## Data entries
------------------------------

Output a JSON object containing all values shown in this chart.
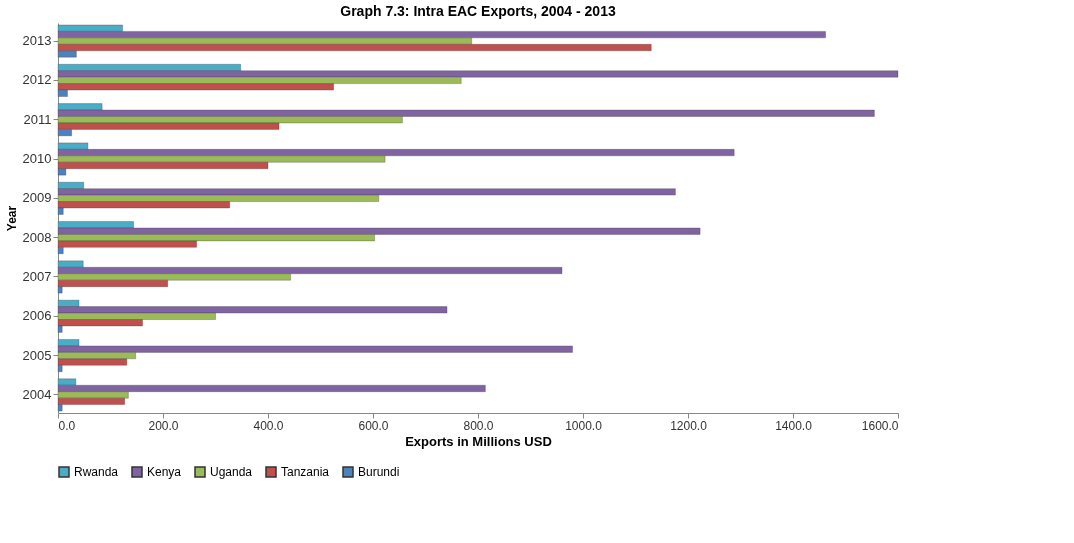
{
  "chart_data": {
    "type": "bar",
    "orientation": "horizontal",
    "title": "Graph 7.3: Intra EAC Exports, 2004 - 2013",
    "xlabel": "Exports in Millions USD",
    "ylabel": "Year",
    "categories": [
      "2013",
      "2012",
      "2011",
      "2010",
      "2009",
      "2008",
      "2007",
      "2006",
      "2005",
      "2004"
    ],
    "series": [
      {
        "name": "Rwanda",
        "color": "#4bacc6",
        "values": [
          123,
          348,
          84,
          57,
          49,
          144,
          48,
          40,
          40,
          34
        ]
      },
      {
        "name": "Kenya",
        "color": "#8064a2",
        "values": [
          1462,
          1600,
          1555,
          1288,
          1176,
          1223,
          960,
          741,
          980,
          814
        ]
      },
      {
        "name": "Uganda",
        "color": "#9bbb59",
        "values": [
          788,
          768,
          656,
          623,
          611,
          603,
          443,
          300,
          148,
          134
        ]
      },
      {
        "name": "Tanzania",
        "color": "#c0504d",
        "values": [
          1130,
          525,
          421,
          400,
          327,
          264,
          209,
          161,
          131,
          127
        ]
      },
      {
        "name": "Burundi",
        "color": "#4f81bd",
        "values": [
          35,
          18,
          26,
          15,
          10,
          10,
          8,
          8,
          8,
          8
        ]
      }
    ],
    "xlim": [
      0,
      1600
    ],
    "xticks": [
      {
        "value": 0,
        "label": "0.0"
      },
      {
        "value": 200,
        "label": "200.0"
      },
      {
        "value": 400,
        "label": "400.0"
      },
      {
        "value": 600,
        "label": "600.0"
      },
      {
        "value": 800,
        "label": "800.0"
      },
      {
        "value": 1000,
        "label": "1000.0"
      },
      {
        "value": 1200,
        "label": "1200.0"
      },
      {
        "value": 1400,
        "label": "1400.0"
      },
      {
        "value": 1600,
        "label": "1600.0"
      }
    ],
    "grid": false,
    "legend": "bottom"
  }
}
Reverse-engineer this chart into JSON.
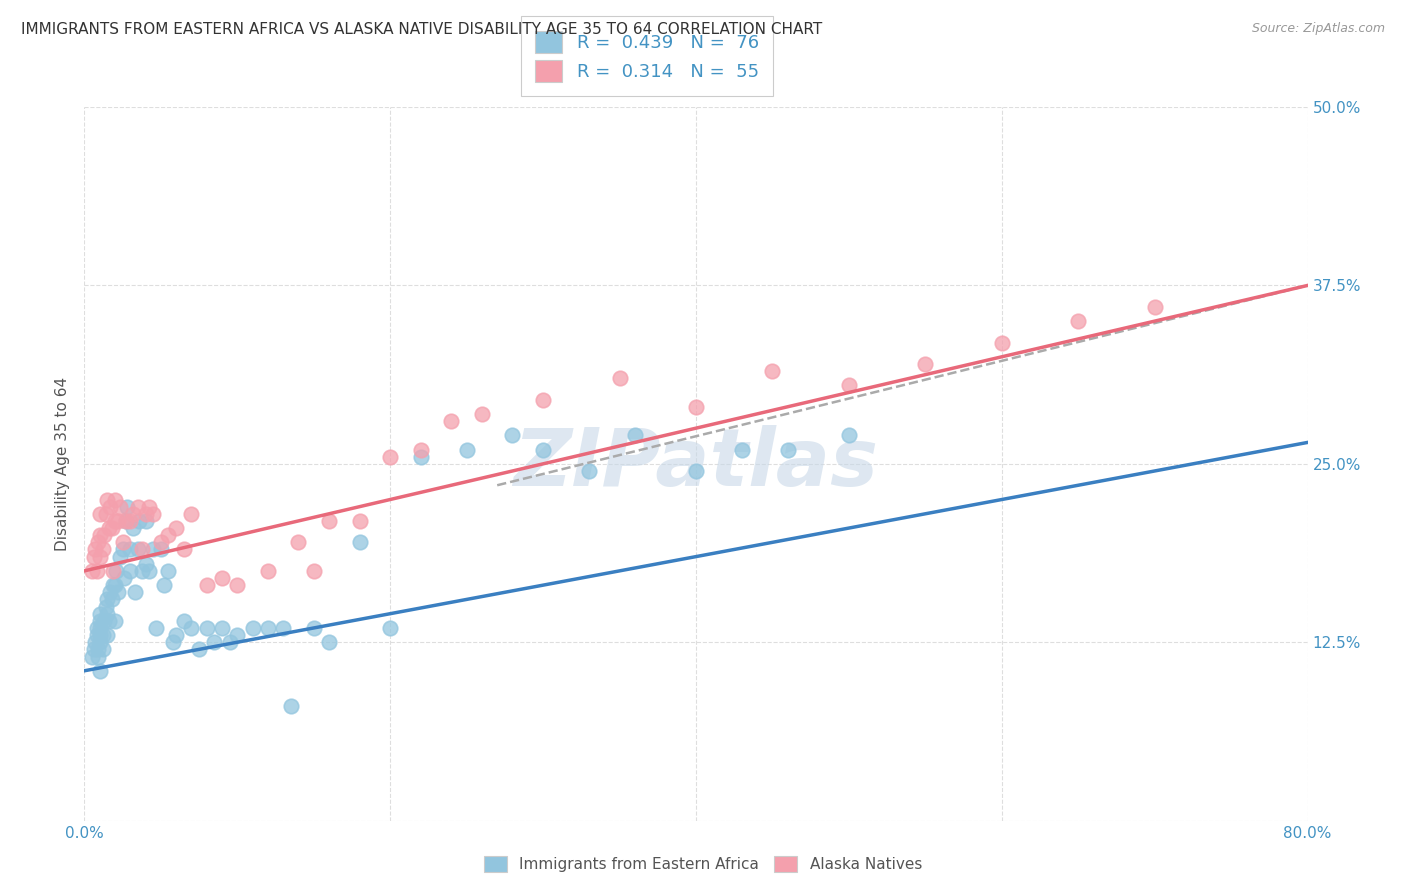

------------------------------

## Prompt
For each line of the entries that includes "Exports", show that line.

## Output for this task
    "title": "Graph 7.3: Intra EAC Exports, 2004 - 2013",
    "xlabel": "Exports in Millions USD",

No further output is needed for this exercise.